- TASK DIRECTIONS: Write out the following lines without alteration, beginning with the line that contains "221, 560, 319]" and stopping after the line that contains "833, 560, 892]".

————

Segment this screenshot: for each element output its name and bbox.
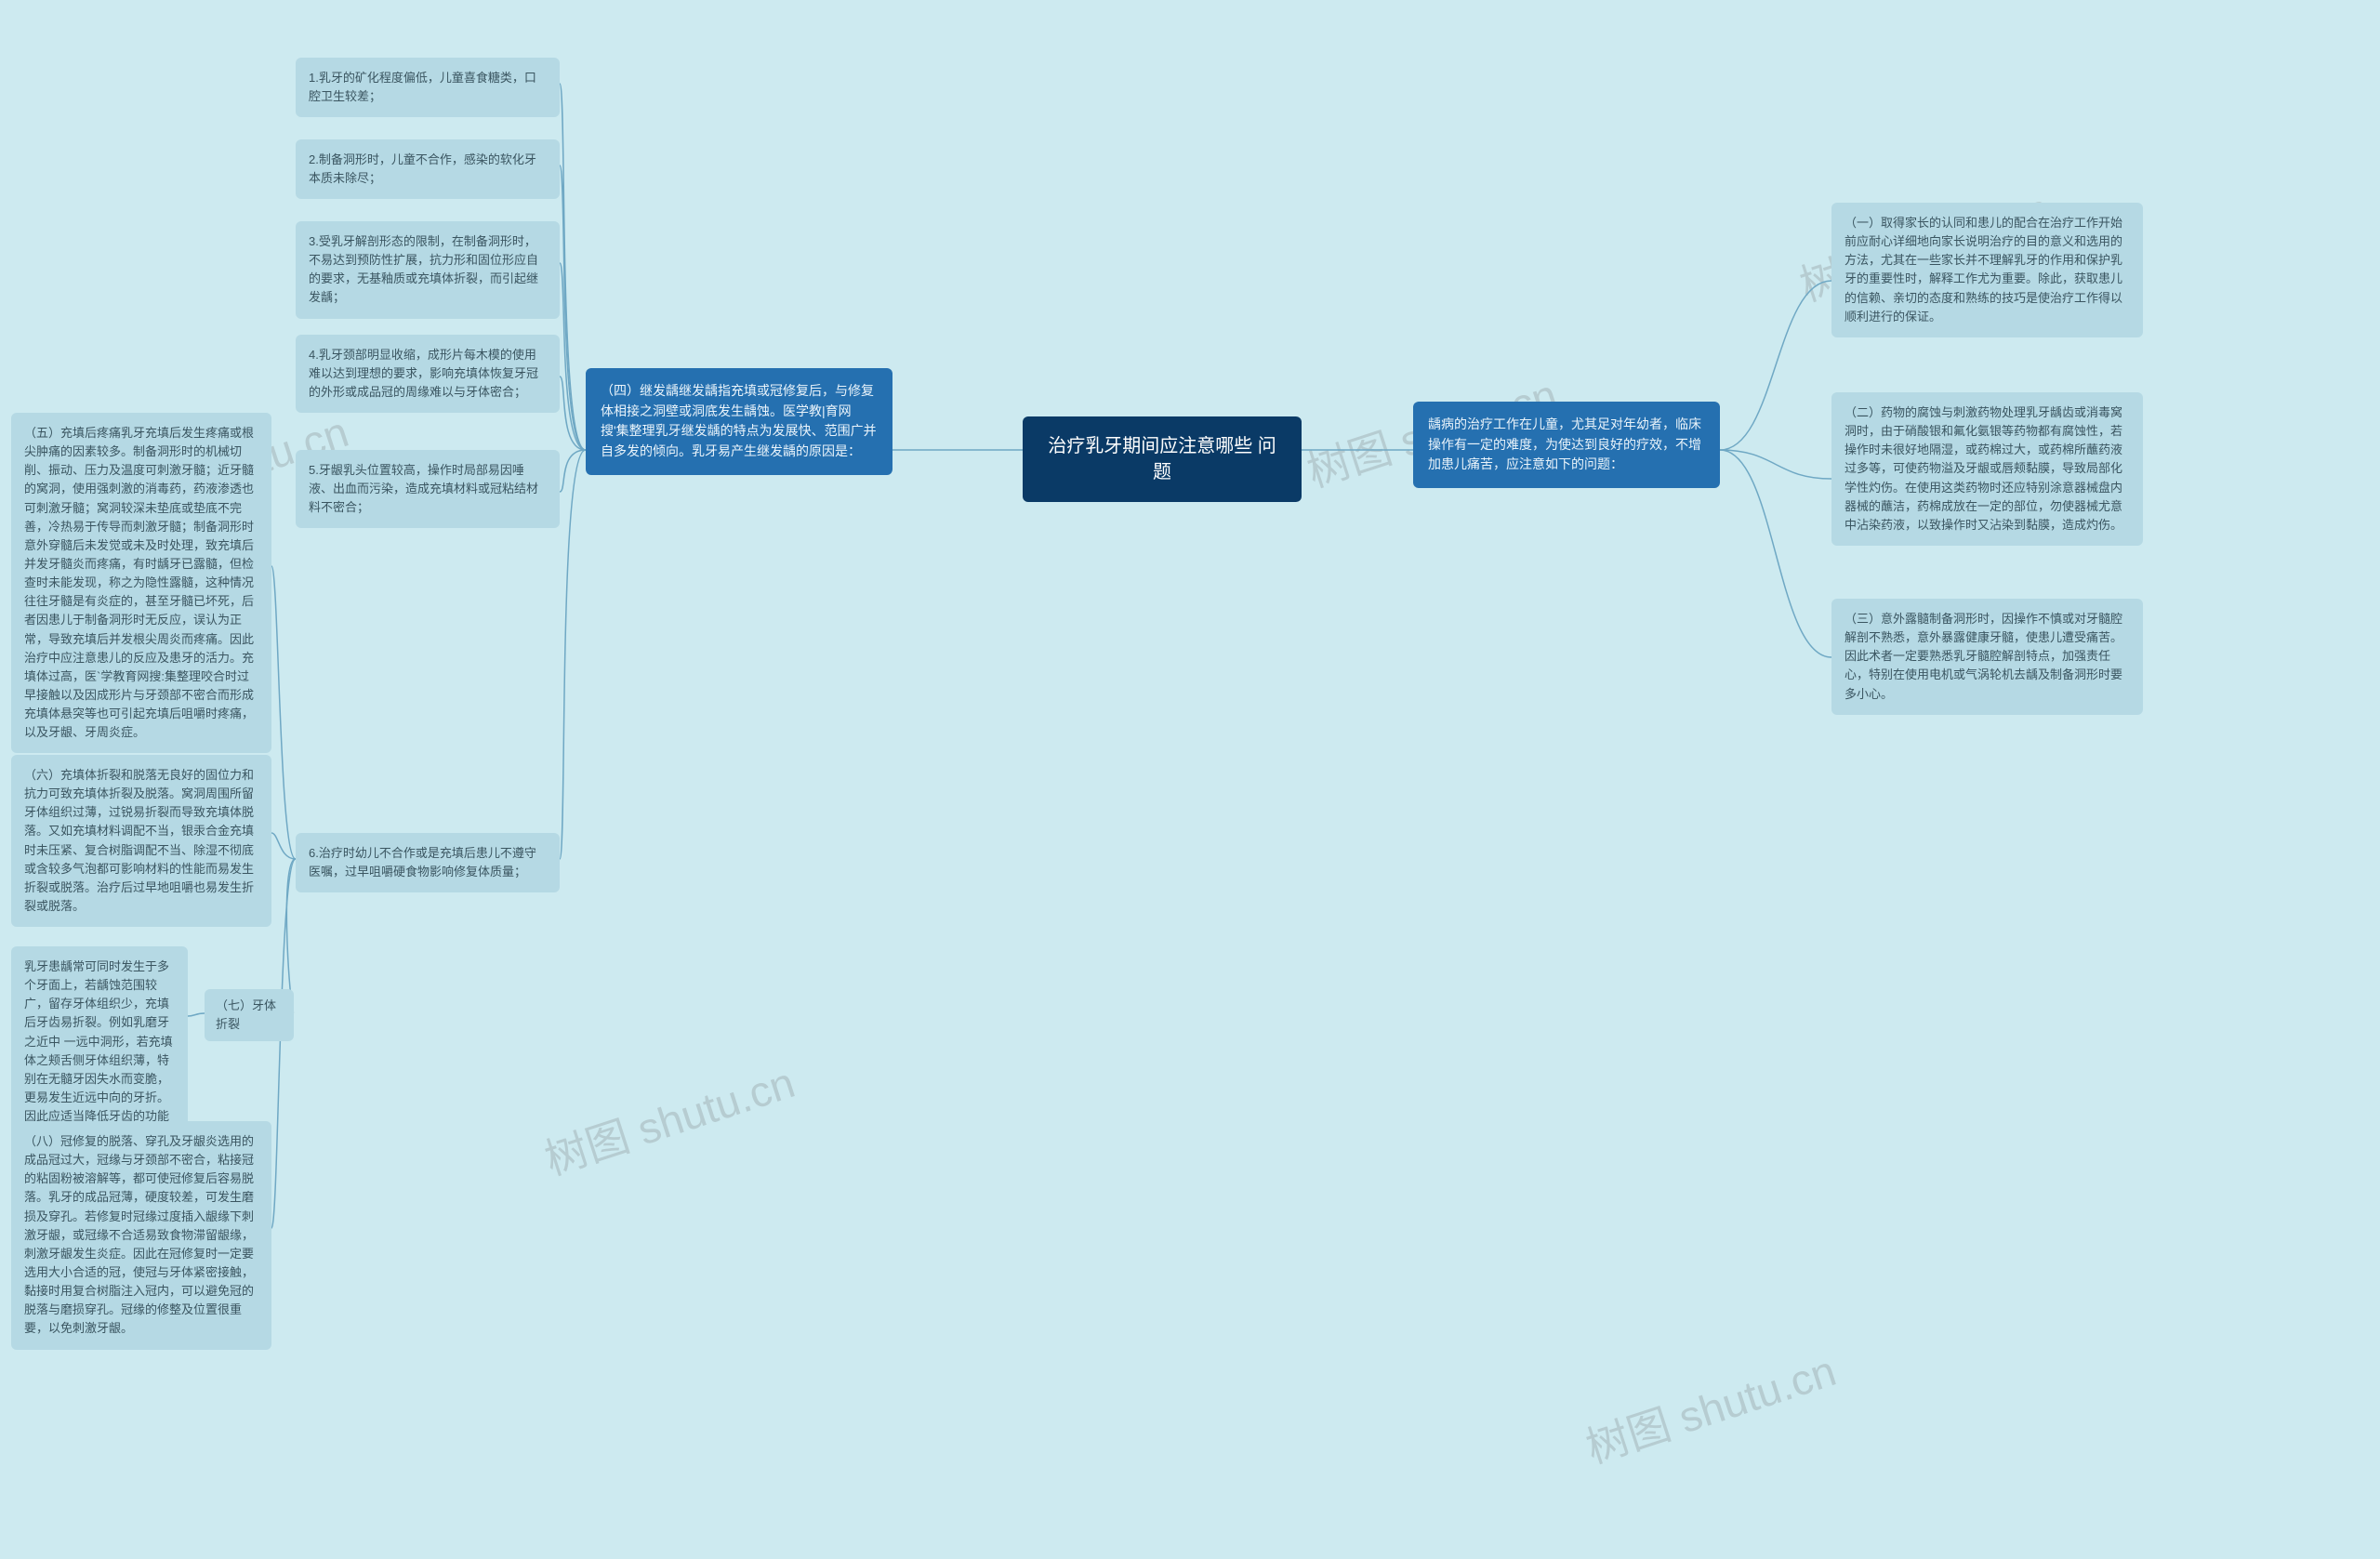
left-leaf-3[interactable]: 3.受乳牙解剖形态的限制，在制备洞形时，不易达到预防性扩展，抗力形和固位形应自的…	[296, 221, 560, 319]
right-leaf-1[interactable]: （一）取得家长的认同和患儿的配合在治疗工作开始前应耐心详细地向家长说明治疗的目的…	[1831, 203, 2143, 337]
mindmap-center[interactable]: 治疗乳牙期间应注意哪些 问题	[1023, 416, 1302, 502]
right-leaf-2[interactable]: （二）药物的腐蚀与刺激药物处理乳牙龋齿或消毒窝洞时，由于硝酸银和氟化氨银等药物都…	[1831, 392, 2143, 546]
left-leaf-2[interactable]: 2.制备洞形时，儿童不合作，感染的软化牙本质未除尽；	[296, 139, 560, 199]
sub-leaf-5[interactable]: （五）充填后疼痛乳牙充填后发生疼痛或根尖肿痛的因素较多。制备洞形时的机械切削、振…	[11, 413, 271, 753]
watermark: 树图 shutu.cn	[1578, 1338, 1843, 1476]
left-leaf-5[interactable]: 5.牙龈乳头位置较高，操作时局部易因唾液、出血而污染，造成充填材料或冠粘结材料不…	[296, 450, 560, 528]
sub-leaf-7-label[interactable]: （七）牙体折裂	[205, 989, 294, 1041]
right-branch[interactable]: 龋病的治疗工作在儿童，尤其足对年幼者，临床操作有一定的难度，为使达到良好的疗效，…	[1413, 402, 1720, 488]
right-leaf-3[interactable]: （三）意外露髓制备洞形时，因操作不慎或对牙髓腔解剖不熟悉，意外暴露健康牙髓，使患…	[1831, 599, 2143, 715]
left-leaf-4[interactable]: 4.乳牙颈部明显收缩，成形片每木模的使用难以达到理想的要求，影响充填体恢复牙冠的…	[296, 335, 560, 413]
left-leaf-6[interactable]: 6.治疗时幼儿不合作或是充填后患儿不遵守医嘱，过早咀嚼硬食物影响修复体质量；	[296, 833, 560, 892]
left-branch[interactable]: （四）继发龋继发龋指充填或冠修复后，与修复体相接之洞壁或洞底发生龋蚀。医学教|育…	[586, 368, 892, 475]
sub-leaf-8[interactable]: （八）冠修复的脱落、穿孔及牙龈炎选用的成品冠过大，冠缘与牙颈部不密合，粘接冠的粘…	[11, 1121, 271, 1350]
sub-leaf-6[interactable]: （六）充填体折裂和脱落无良好的固位力和抗力可致充填体折裂及脱落。窝洞周围所留牙体…	[11, 755, 271, 927]
left-leaf-1[interactable]: 1.乳牙的矿化程度偏低，儿童喜食糖类，口腔卫生较差；	[296, 58, 560, 117]
watermark: 树图 shutu.cn	[536, 1050, 801, 1188]
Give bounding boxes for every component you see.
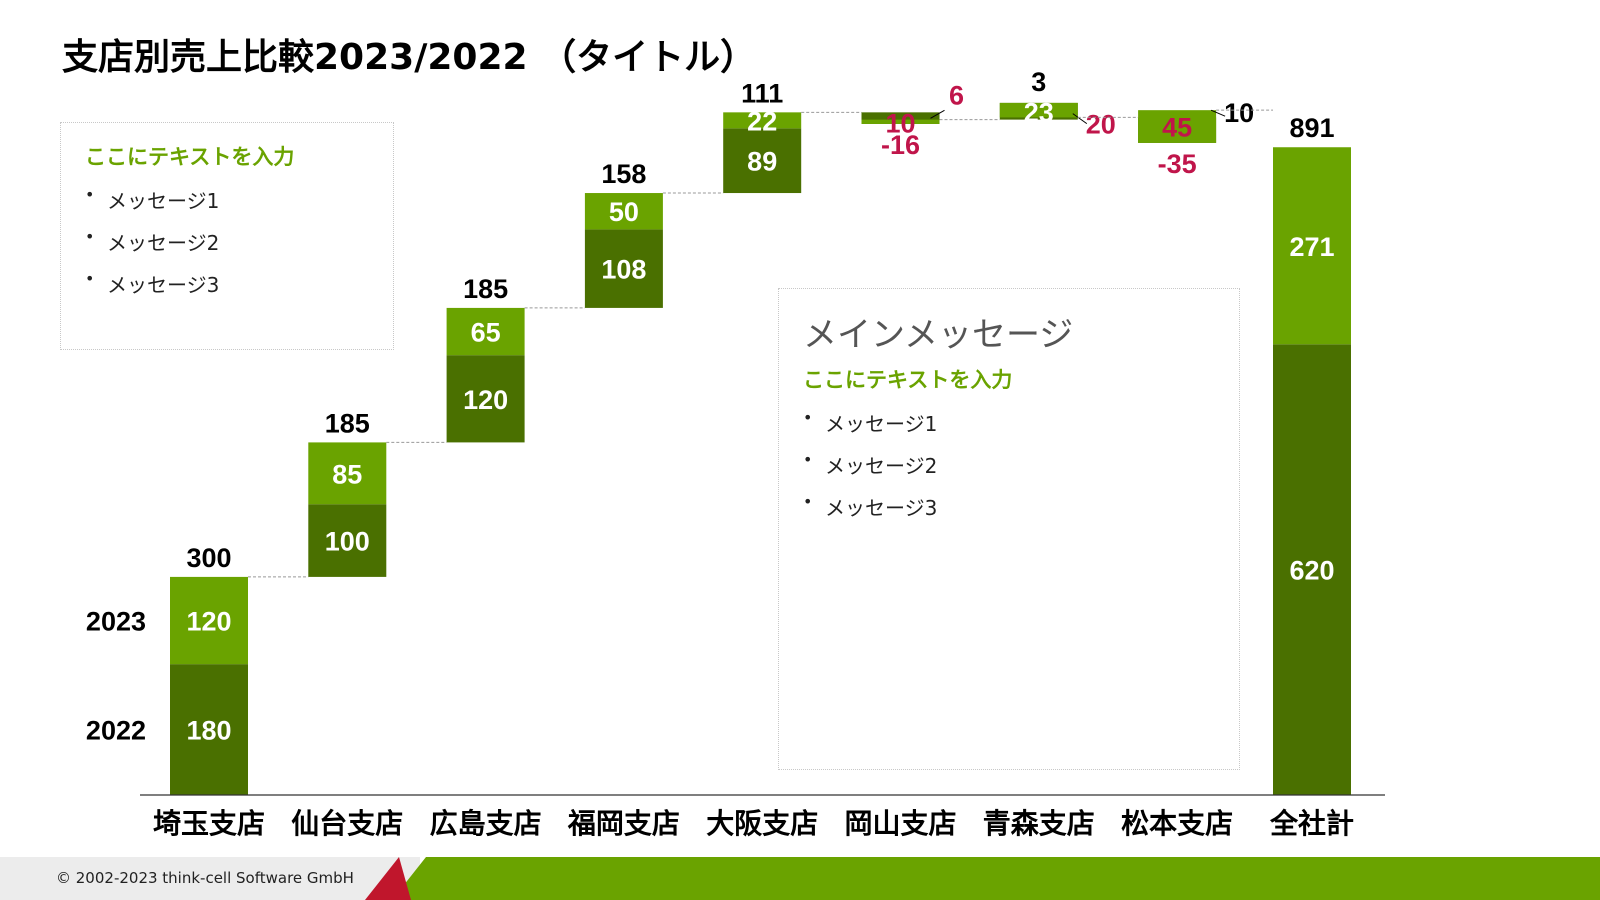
category-label: 埼玉支店: [153, 808, 265, 839]
bar-segment-2022: [861, 112, 940, 124]
footer-red-stripe: [365, 857, 411, 900]
left-text-box[interactable]: ここにテキストを入力 メッセージ1 メッセージ2 メッセージ3: [60, 122, 394, 350]
data-label-2022: 100: [325, 527, 370, 557]
data-label-2022: 23: [1024, 97, 1054, 127]
total-label: 891: [1289, 113, 1334, 143]
data-label-2022: -16: [881, 130, 920, 160]
list-item: メッセージ2: [803, 450, 1239, 479]
total-label: 10: [1224, 98, 1254, 128]
bar-segment-2023: [308, 442, 387, 505]
list-item: メッセージ3: [803, 492, 1239, 521]
list-item: メッセージ1: [85, 185, 393, 214]
main-box-title: メインメッセージ: [803, 315, 1074, 355]
copyright-text: © 2002-2023 think-cell Software GmbH: [56, 869, 354, 887]
bar-segment-2023: [446, 307, 525, 356]
bar-segment-2023: [1138, 110, 1217, 143]
bar-segment-2022: [1273, 344, 1351, 795]
leader-line: [1072, 113, 1088, 125]
bar-segment-2022: [723, 128, 802, 194]
bar-segment-2023: [170, 576, 248, 665]
bar-segment-2023: [1273, 147, 1351, 345]
main-message-box[interactable]: メインメッセージ ここにテキストを入力 メッセージ1 メッセージ2 メッセージ3: [778, 288, 1240, 770]
footer-green-band: [392, 857, 1600, 900]
main-box-list: メッセージ1 メッセージ2 メッセージ3: [803, 408, 1239, 521]
data-label-2022-inbar: 10: [885, 108, 915, 138]
total-label: 185: [325, 408, 370, 438]
data-label-2023: 50: [609, 197, 639, 227]
bar-segment-2022: [170, 664, 248, 795]
leader-line: [1210, 109, 1226, 117]
footer-bar: © 2002-2023 think-cell Software GmbH: [0, 857, 1600, 900]
category-label: 岡山支店: [844, 808, 956, 839]
main-box-heading: ここにテキストを入力: [803, 368, 1013, 392]
data-label-2023: 271: [1289, 232, 1334, 262]
bar-segment-2023: [584, 193, 663, 230]
data-label-2022: 89: [747, 147, 777, 177]
series-label-2023: 2023: [86, 607, 146, 637]
category-label: 全社計: [1269, 807, 1354, 839]
bar-segment-2022: [446, 355, 525, 443]
bar-segment-2022: [584, 229, 663, 308]
category-label: 青森支店: [983, 808, 1095, 839]
data-label-2022: 120: [463, 385, 508, 415]
data-label-2023: 85: [332, 459, 362, 489]
data-label-2022: -35: [1158, 149, 1197, 179]
total-label: 3: [1031, 67, 1046, 97]
total-label: 300: [186, 543, 231, 573]
data-label-2022: 620: [1289, 556, 1334, 586]
total-label: 158: [601, 159, 646, 189]
data-label-2023: 6: [949, 80, 964, 110]
data-label-2022: 180: [186, 716, 231, 746]
data-label-2022: 108: [601, 255, 646, 285]
footer-grey-band: [0, 857, 420, 900]
total-label: 185: [463, 274, 508, 304]
leader-line: [930, 109, 945, 119]
list-item: メッセージ3: [85, 269, 393, 298]
page-title: 支店別売上比較2023/2022 （タイトル）: [62, 37, 757, 78]
series-label-2022: 2022: [86, 716, 146, 746]
list-item: メッセージ2: [85, 227, 393, 256]
total-label: 111: [741, 78, 783, 108]
left-box-heading: ここにテキストを入力: [85, 145, 295, 169]
left-box-list: メッセージ1 メッセージ2 メッセージ3: [85, 185, 393, 298]
data-label-2023: 65: [471, 318, 501, 348]
data-label-2023: 22: [747, 106, 777, 136]
data-label-2023: 120: [186, 607, 231, 637]
category-label: 松本支店: [1121, 808, 1233, 839]
bar-segment-2023: [723, 112, 802, 129]
data-label-2023: 45: [1162, 113, 1192, 143]
list-item: メッセージ1: [803, 408, 1239, 437]
bar-segment-2022: [308, 504, 387, 577]
category-label: 仙台支店: [291, 807, 403, 839]
bar-segment-2023: [861, 119, 940, 124]
category-label: 大阪支店: [706, 808, 818, 839]
category-label: 広島支店: [430, 808, 542, 839]
data-label-2023: 20: [1086, 110, 1116, 140]
bar-segment-2023: [999, 102, 1078, 118]
category-label: 福岡支店: [567, 808, 680, 839]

————

- ANSWER FOR THE TASK:
left-leaf-3[interactable]: 3.受乳牙解剖形态的限制，在制备洞形时，不易达到预防性扩展，抗力形和固位形应自的…	[296, 221, 560, 319]
right-leaf-1[interactable]: （一）取得家长的认同和患儿的配合在治疗工作开始前应耐心详细地向家长说明治疗的目的…	[1831, 203, 2143, 337]
mindmap-center[interactable]: 治疗乳牙期间应注意哪些 问题	[1023, 416, 1302, 502]
right-leaf-2[interactable]: （二）药物的腐蚀与刺激药物处理乳牙龋齿或消毒窝洞时，由于硝酸银和氟化氨银等药物都…	[1831, 392, 2143, 546]
left-leaf-2[interactable]: 2.制备洞形时，儿童不合作，感染的软化牙本质未除尽；	[296, 139, 560, 199]
sub-leaf-5[interactable]: （五）充填后疼痛乳牙充填后发生疼痛或根尖肿痛的因素较多。制备洞形时的机械切削、振…	[11, 413, 271, 753]
watermark: 树图 shutu.cn	[1578, 1338, 1843, 1476]
left-leaf-5[interactable]: 5.牙龈乳头位置较高，操作时局部易因唾液、出血而污染，造成充填材料或冠粘结材料不…	[296, 450, 560, 528]
sub-leaf-7-label[interactable]: （七）牙体折裂	[205, 989, 294, 1041]
right-branch[interactable]: 龋病的治疗工作在儿童，尤其足对年幼者，临床操作有一定的难度，为使达到良好的疗效，…	[1413, 402, 1720, 488]
right-leaf-3[interactable]: （三）意外露髓制备洞形时，因操作不慎或对牙髓腔解剖不熟悉，意外暴露健康牙髓，使患…	[1831, 599, 2143, 715]
left-leaf-4[interactable]: 4.乳牙颈部明显收缩，成形片每木模的使用难以达到理想的要求，影响充填体恢复牙冠的…	[296, 335, 560, 413]
left-leaf-6[interactable]: 6.治疗时幼儿不合作或是充填后患儿不遵守医嘱，过早咀嚼硬食物影响修复体质量；	[296, 833, 560, 892]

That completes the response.